* [Task directions]:
Everything from the line containing "What does this" through the last line of the data below is to be retyped exactly, apart from the pictures.

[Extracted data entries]
"""
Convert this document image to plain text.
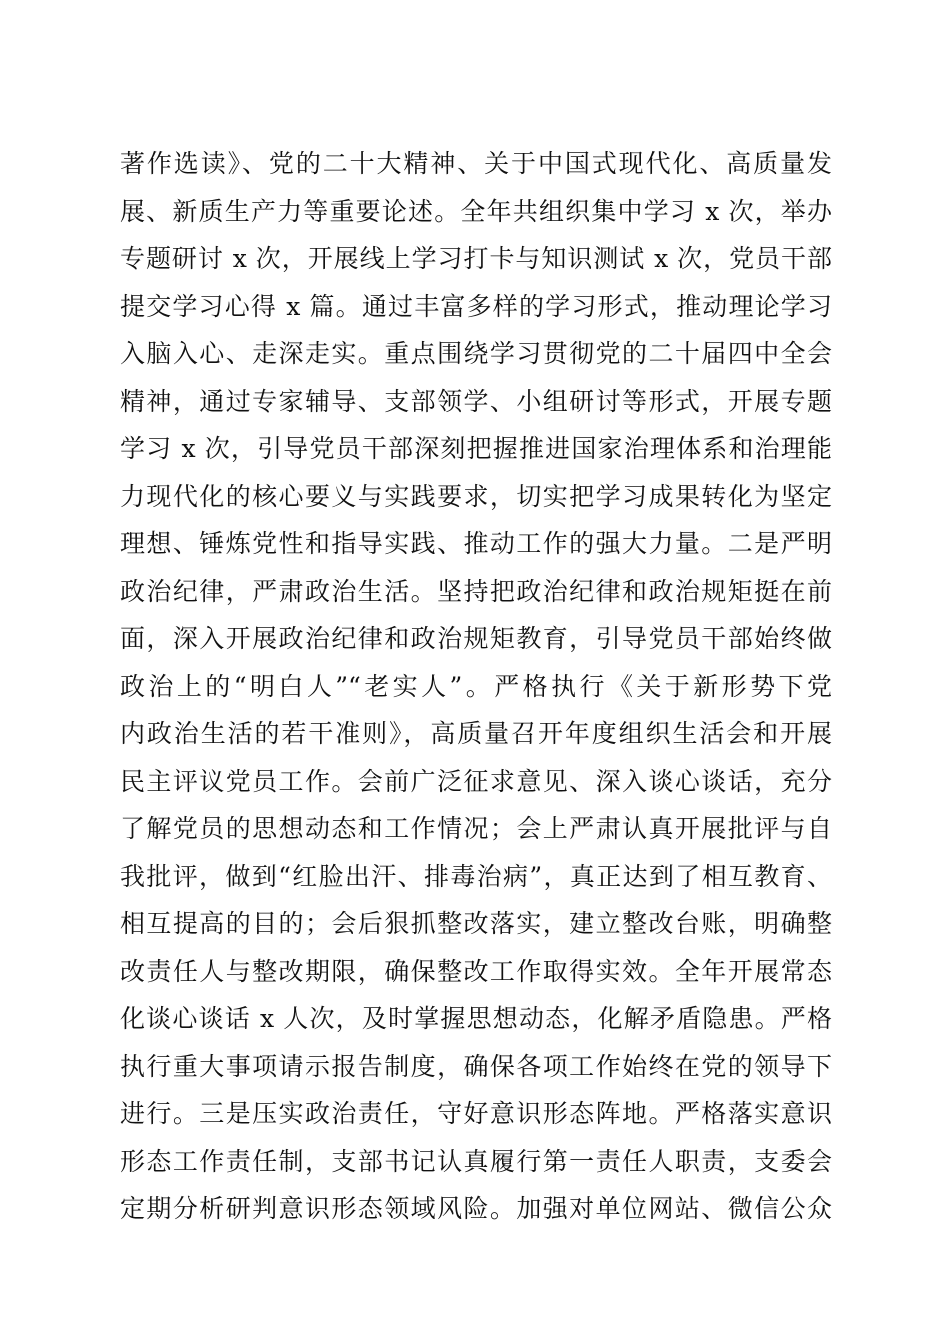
著作选读》、党的二十大精神、关于中国式现代化、高质量发
展、新质生产力等重要论述。全年共组织集中学习 x 次，举办
专题研讨 x 次，开展线上学习打卡与知识测试 x 次，党员干部
提交学习心得 x 篇。通过丰富多样的学习形式，推动理论学习
入脑入心、走深走实。重点围绕学习贯彻党的二十届四中全会
精神，通过专家辅导、支部领学、小组研讨等形式，开展专题
学习 x 次，引导党员干部深刻把握推进国家治理体系和治理能
力现代化的核心要义与实践要求，切实把学习成果转化为坚定
理想、锤炼党性和指导实践、推动工作的强大力量。二是严明
政治纪律，严肃政治生活。坚持把政治纪律和政治规矩挺在前
面，深入开展政治纪律和政治规矩教育，引导党员干部始终做
政治上的“明白人”“老实人”。严格执行《关于新形势下党
内政治生活的若干准则》，高质量召开年度组织生活会和开展
民主评议党员工作。会前广泛征求意见、深入谈心谈话，充分
了解党员的思想动态和工作情况；会上严肃认真开展批评与自
我批评，做到“红脸出汗、排毒治病”，真正达到了相互教育、
相互提高的目的；会后狠抓整改落实，建立整改台账，明确整
改责任人与整改期限，确保整改工作取得实效。全年开展常态
化谈心谈话 x 人次，及时掌握思想动态，化解矛盾隐患。严格
执行重大事项请示报告制度，确保各项工作始终在党的领导下
进行。三是压实政治责任，守好意识形态阵地。严格落实意识
形态工作责任制，支部书记认真履行第一责任人职责，支委会
定期分析研判意识形态领域风险。加强对单位网站、微信公众
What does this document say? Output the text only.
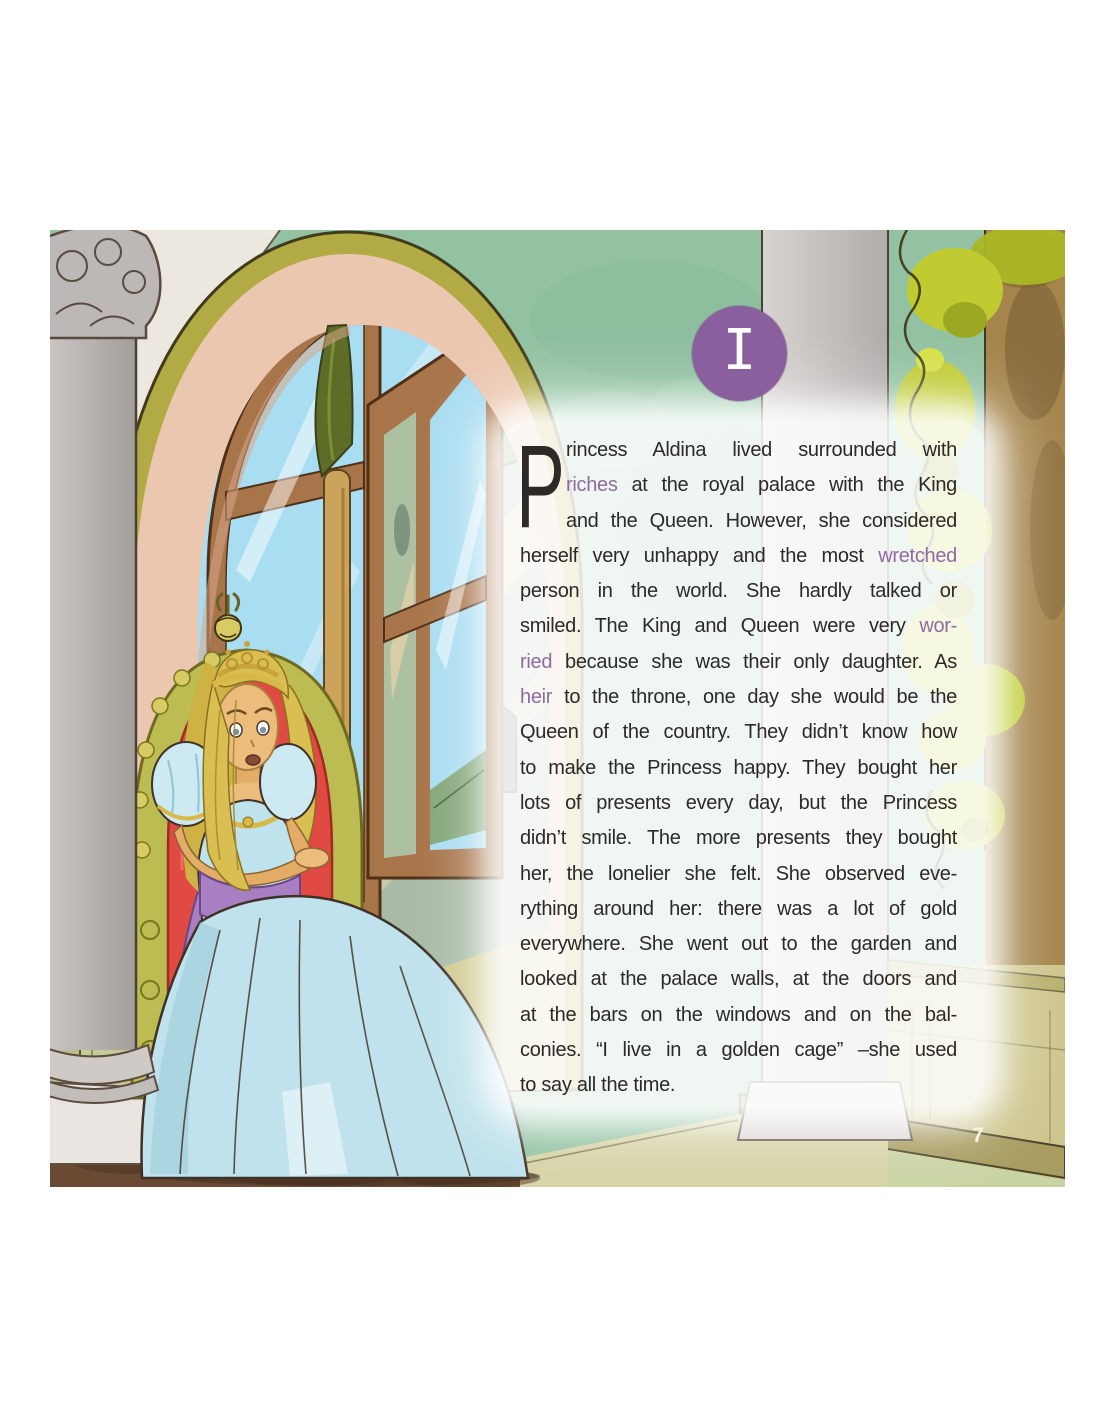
I
P rincess Aldina lived surrounded with
riches at the royal palace with the King
and the Queen. However, she considered
herself very unhappy and the most wretched
person in the world. She hardly talked or
smiled. The King and Queen were very wor-
ried because she was their only daughter. As
heir to the throne, one day she would be the
Queen of the country. They didn’t know how
to make the Princess happy. They bought her
lots of presents every day, but the Princess
didn’t smile. The more presents they bought
her, the lonelier she felt. She observed eve-
rything around her: there was a lot of gold
everywhere. She went out to the garden and
looked at the palace walls, at the doors and
at the bars on the windows and on the bal-
conies. “I live in a golden cage” –she used
to say all the time.
7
"""
* [The answer]:
What does this document say? Output the text only.
I
P rincess Aldina lived surrounded with
riches at the royal palace with the King
and the Queen. However, she considered
herself very unhappy and the most wretched
person in the world. She hardly talked or
smiled. The King and Queen were very wor-
ried because she was their only daughter. As
heir to the throne, one day she would be the
Queen of the country. They didn’t know how
to make the Princess happy. They bought her
lots of presents every day, but the Princess
didn’t smile. The more presents they bought
her, the lonelier she felt. She observed eve-
rything around her: there was a lot of gold
everywhere. She went out to the garden and
looked at the palace walls, at the doors and
at the bars on the windows and on the bal-
conies. “I live in a golden cage” –she used
to say all the time.
7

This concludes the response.